Extracted data entries:

%%

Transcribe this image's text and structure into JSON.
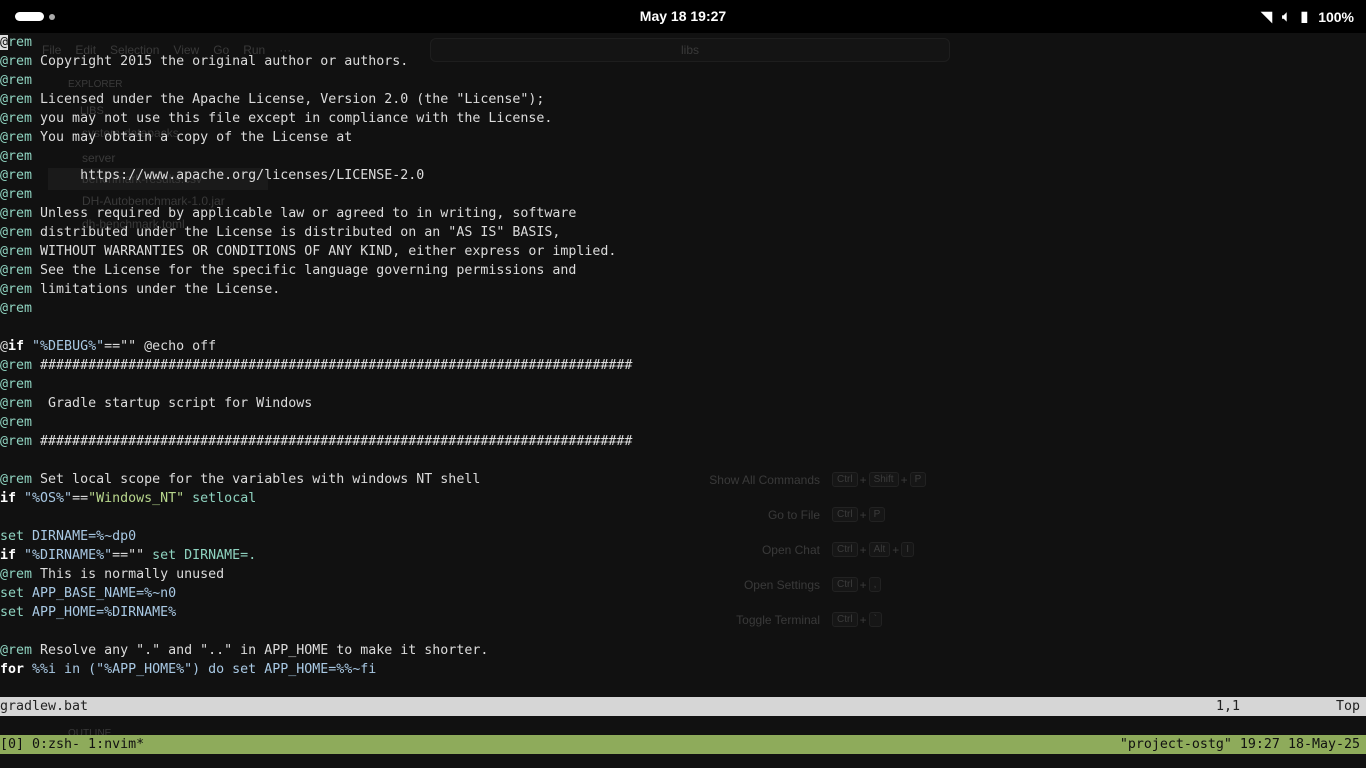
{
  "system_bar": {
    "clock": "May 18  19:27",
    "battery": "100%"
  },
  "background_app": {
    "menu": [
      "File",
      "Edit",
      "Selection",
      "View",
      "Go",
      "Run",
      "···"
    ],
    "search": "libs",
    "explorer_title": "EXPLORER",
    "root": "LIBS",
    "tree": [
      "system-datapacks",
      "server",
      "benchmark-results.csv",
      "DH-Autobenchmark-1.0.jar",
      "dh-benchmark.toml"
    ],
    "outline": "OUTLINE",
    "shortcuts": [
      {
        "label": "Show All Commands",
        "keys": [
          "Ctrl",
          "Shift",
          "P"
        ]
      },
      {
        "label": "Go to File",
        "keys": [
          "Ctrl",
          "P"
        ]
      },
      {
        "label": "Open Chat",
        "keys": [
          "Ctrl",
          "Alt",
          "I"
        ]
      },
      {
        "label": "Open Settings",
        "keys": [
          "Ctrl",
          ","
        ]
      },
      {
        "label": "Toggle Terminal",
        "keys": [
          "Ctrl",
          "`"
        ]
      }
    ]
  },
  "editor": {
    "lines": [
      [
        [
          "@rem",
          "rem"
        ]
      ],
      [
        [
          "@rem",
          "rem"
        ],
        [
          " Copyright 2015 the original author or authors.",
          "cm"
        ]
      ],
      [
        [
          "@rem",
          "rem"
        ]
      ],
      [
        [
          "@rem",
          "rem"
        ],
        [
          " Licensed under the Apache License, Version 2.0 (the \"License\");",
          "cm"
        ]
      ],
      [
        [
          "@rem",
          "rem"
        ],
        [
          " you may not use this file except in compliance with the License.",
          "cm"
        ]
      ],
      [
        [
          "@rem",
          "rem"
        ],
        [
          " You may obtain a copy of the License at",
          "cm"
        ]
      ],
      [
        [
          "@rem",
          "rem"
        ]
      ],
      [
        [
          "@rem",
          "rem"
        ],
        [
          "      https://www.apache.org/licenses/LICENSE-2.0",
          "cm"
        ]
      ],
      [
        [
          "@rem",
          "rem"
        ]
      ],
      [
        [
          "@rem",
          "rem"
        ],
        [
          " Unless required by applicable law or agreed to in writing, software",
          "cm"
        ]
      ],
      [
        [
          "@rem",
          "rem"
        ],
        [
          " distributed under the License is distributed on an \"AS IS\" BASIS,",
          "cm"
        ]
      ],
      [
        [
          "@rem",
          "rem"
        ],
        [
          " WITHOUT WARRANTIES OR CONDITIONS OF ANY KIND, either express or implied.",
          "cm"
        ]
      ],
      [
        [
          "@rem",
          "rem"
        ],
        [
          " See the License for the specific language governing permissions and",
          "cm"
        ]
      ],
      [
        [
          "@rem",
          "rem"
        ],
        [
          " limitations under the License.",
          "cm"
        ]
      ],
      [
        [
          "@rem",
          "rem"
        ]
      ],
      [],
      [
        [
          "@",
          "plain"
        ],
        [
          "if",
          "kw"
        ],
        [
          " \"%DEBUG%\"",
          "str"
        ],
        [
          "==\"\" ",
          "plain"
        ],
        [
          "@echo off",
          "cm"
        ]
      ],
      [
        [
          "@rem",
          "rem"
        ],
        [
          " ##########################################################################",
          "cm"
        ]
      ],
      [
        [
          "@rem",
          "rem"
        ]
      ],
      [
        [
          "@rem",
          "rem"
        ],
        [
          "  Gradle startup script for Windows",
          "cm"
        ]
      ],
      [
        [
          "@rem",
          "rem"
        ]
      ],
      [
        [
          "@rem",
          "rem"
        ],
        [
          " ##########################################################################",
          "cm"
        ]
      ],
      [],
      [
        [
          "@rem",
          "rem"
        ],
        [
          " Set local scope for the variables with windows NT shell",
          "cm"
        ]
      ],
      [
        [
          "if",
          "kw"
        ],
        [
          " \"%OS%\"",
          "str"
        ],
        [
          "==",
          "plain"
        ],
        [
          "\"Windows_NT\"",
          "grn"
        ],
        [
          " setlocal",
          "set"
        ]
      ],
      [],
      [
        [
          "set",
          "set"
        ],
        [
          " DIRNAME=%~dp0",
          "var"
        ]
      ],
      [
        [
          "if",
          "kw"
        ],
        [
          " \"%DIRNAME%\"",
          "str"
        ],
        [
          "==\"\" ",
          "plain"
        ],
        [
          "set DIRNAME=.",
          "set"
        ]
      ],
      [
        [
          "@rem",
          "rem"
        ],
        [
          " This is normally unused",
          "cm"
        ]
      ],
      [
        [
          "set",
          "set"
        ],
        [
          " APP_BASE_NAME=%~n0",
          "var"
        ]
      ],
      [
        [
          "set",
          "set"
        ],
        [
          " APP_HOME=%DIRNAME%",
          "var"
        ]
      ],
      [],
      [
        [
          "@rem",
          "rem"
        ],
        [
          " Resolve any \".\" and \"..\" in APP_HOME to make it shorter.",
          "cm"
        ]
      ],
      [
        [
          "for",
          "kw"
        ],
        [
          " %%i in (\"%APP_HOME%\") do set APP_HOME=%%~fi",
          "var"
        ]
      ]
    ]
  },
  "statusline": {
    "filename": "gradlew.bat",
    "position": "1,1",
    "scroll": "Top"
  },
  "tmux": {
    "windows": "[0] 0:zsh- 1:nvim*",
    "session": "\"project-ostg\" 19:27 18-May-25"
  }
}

%%

From the data above, work out how many lines contain the string "label" and reply with only the number.

5